* Short task
Work through the data and report how many lines include the string "your", giving the number alone.

* Records for this exercise
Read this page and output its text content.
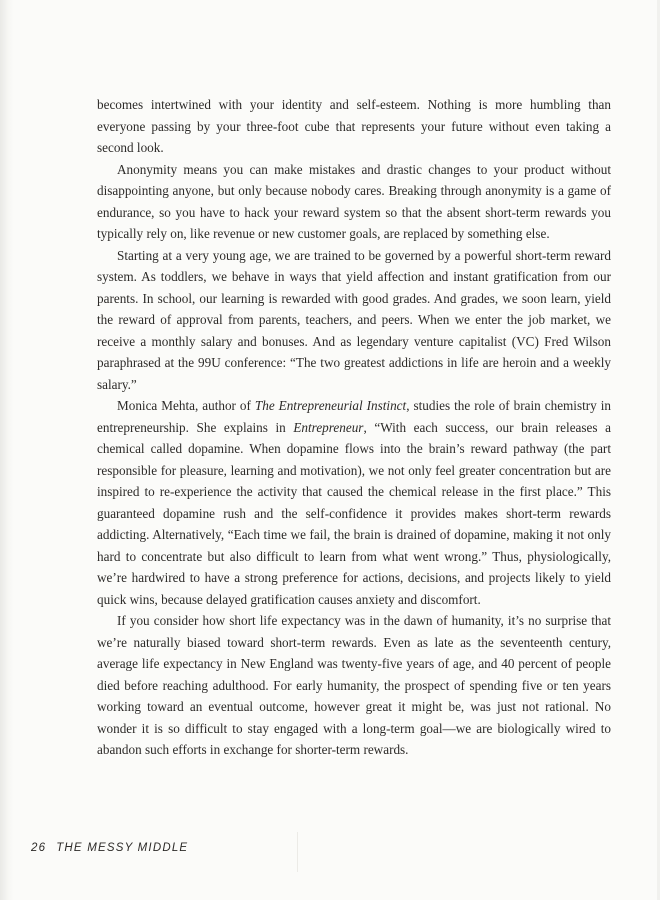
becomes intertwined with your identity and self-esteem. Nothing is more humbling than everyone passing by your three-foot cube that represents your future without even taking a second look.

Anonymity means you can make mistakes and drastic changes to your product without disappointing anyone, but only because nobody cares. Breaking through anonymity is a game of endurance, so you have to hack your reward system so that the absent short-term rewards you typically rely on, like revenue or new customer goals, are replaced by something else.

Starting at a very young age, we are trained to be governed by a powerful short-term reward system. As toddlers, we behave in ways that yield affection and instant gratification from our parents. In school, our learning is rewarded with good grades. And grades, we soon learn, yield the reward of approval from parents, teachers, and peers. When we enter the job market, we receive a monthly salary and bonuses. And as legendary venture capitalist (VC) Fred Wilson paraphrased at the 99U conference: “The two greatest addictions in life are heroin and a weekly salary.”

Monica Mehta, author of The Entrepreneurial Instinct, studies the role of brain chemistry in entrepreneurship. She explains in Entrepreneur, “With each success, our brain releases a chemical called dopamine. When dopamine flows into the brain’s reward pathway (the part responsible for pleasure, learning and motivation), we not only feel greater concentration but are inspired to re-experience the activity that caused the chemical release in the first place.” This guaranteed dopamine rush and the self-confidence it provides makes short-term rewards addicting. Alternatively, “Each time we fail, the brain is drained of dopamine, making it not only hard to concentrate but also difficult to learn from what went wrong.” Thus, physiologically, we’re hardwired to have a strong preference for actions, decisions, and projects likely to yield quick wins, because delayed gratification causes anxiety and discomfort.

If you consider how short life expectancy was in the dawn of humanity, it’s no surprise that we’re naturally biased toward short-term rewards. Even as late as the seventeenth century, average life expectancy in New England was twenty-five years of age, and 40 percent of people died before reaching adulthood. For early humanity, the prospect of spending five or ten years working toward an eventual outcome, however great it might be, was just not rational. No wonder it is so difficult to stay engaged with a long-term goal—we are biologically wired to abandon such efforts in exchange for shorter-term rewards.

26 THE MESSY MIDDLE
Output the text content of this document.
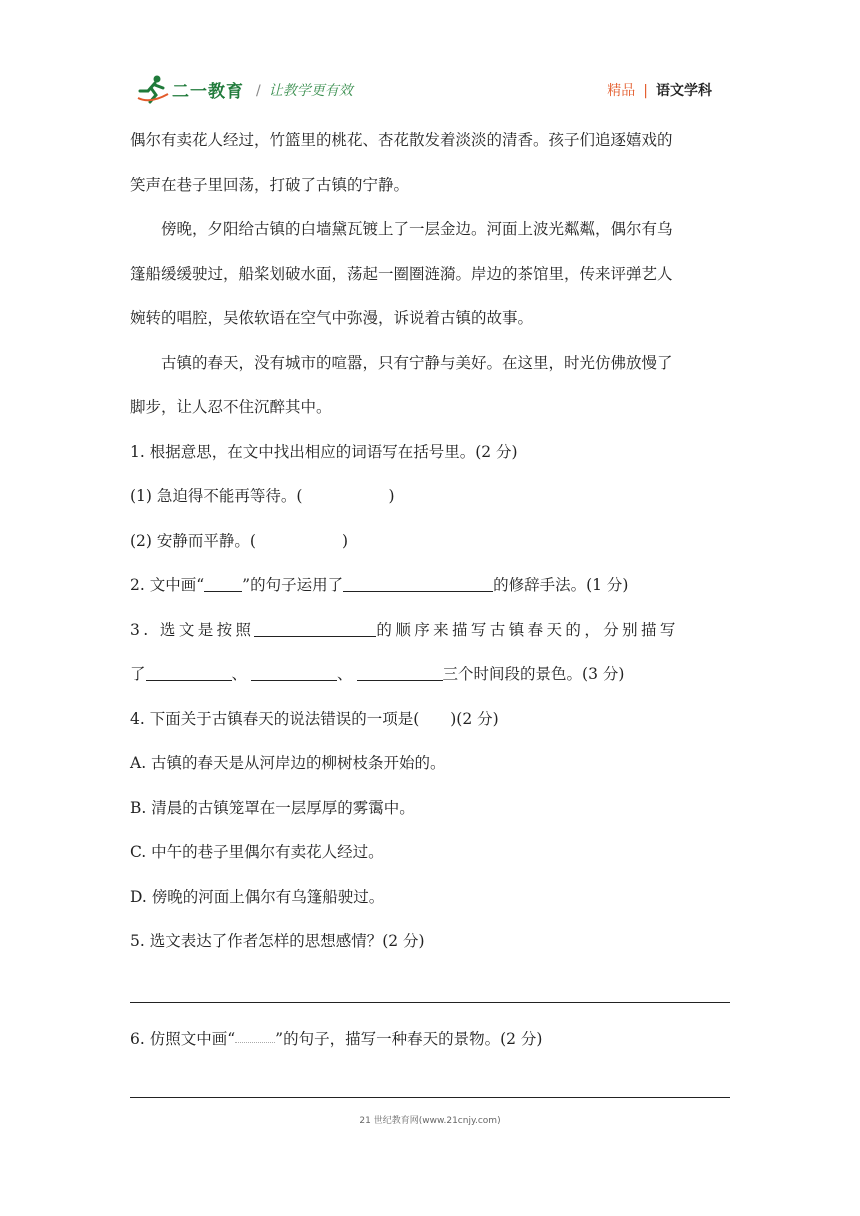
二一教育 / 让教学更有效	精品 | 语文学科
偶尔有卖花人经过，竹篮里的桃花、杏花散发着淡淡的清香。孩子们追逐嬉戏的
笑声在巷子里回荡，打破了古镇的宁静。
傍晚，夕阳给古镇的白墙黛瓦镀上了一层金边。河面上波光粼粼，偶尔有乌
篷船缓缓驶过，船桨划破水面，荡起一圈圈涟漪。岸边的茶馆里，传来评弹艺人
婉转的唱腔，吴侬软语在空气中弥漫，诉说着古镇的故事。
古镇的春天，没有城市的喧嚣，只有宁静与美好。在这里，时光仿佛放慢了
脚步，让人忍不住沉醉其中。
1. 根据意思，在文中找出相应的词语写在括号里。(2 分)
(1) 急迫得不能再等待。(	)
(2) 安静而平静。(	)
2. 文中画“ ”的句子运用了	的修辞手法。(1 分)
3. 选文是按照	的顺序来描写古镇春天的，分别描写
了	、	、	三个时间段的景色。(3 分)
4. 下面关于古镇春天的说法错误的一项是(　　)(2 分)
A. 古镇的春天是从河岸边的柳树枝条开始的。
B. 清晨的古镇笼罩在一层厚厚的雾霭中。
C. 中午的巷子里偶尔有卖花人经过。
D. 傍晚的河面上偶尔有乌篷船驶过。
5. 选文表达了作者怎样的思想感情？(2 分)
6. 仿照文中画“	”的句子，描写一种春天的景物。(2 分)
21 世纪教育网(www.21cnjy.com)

* Output for this exercise
2